#### [Collected data]
┄┄┄┄┄┄

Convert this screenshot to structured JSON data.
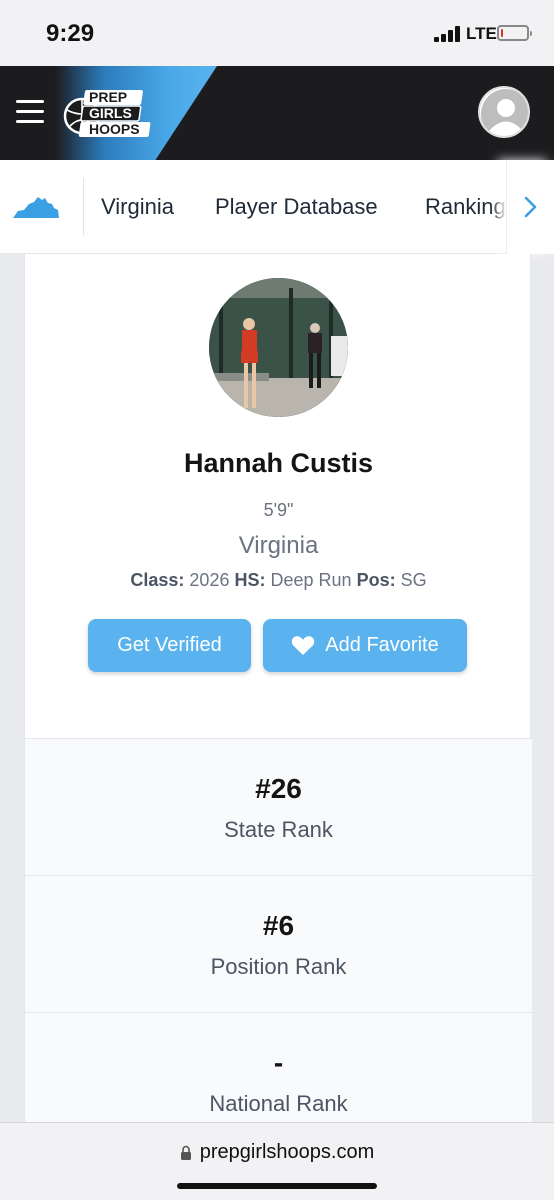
{
  "status_bar": {
    "time": "9:29",
    "network": "LTE",
    "battery_level": 0.08
  },
  "header": {
    "logo_lines": [
      "PREP",
      "GIRLS",
      "HOOPS"
    ],
    "menu_icon": "hamburger-icon",
    "account_icon": "user-avatar-icon",
    "accent_color": "#5ab3ee"
  },
  "subnav": {
    "state_icon": "virginia-map-icon",
    "items": [
      "Virginia",
      "Player Database",
      "Rankings"
    ],
    "scroll_icon": "chevron-right-icon"
  },
  "profile": {
    "name": "Hannah Custis",
    "height": "5'9\"",
    "state": "Virginia",
    "class_label": "Class:",
    "class_value": "2026",
    "hs_label": "HS:",
    "hs_value": "Deep Run",
    "pos_label": "Pos:",
    "pos_value": "SG",
    "get_verified_label": "Get Verified",
    "add_favorite_label": "Add Favorite",
    "favorite_icon": "heart-icon"
  },
  "ranks": [
    {
      "value": "#26",
      "label": "State Rank"
    },
    {
      "value": "#6",
      "label": "Position Rank"
    },
    {
      "value": "-",
      "label": "National Rank"
    }
  ],
  "browser": {
    "url": "prepgirlshoops.com",
    "lock_icon": "lock-icon"
  }
}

┄┄┄┄┄┄

#### [DO THIS]
Output an exact copy of the material, with the pictures removed.

#### [CORRECT RESPONSE]
Convert this screenshot to structured JSON data.
{
  "status_bar": {
    "time": "9:29",
    "network": "LTE",
    "battery_level": 0.08
  },
  "header": {
    "logo_lines": [
      "PREP",
      "GIRLS",
      "HOOPS"
    ],
    "menu_icon": "hamburger-icon",
    "account_icon": "user-avatar-icon",
    "accent_color": "#5ab3ee"
  },
  "subnav": {
    "state_icon": "virginia-map-icon",
    "items": [
      "Virginia",
      "Player Database",
      "Rankings"
    ],
    "scroll_icon": "chevron-right-icon"
  },
  "profile": {
    "name": "Hannah Custis",
    "height": "5'9\"",
    "state": "Virginia",
    "class_label": "Class:",
    "class_value": "2026",
    "hs_label": "HS:",
    "hs_value": "Deep Run",
    "pos_label": "Pos:",
    "pos_value": "SG",
    "get_verified_label": "Get Verified",
    "add_favorite_label": "Add Favorite",
    "favorite_icon": "heart-icon"
  },
  "ranks": [
    {
      "value": "#26",
      "label": "State Rank"
    },
    {
      "value": "#6",
      "label": "Position Rank"
    },
    {
      "value": "-",
      "label": "National Rank"
    }
  ],
  "browser": {
    "url": "prepgirlshoops.com",
    "lock_icon": "lock-icon"
  }
}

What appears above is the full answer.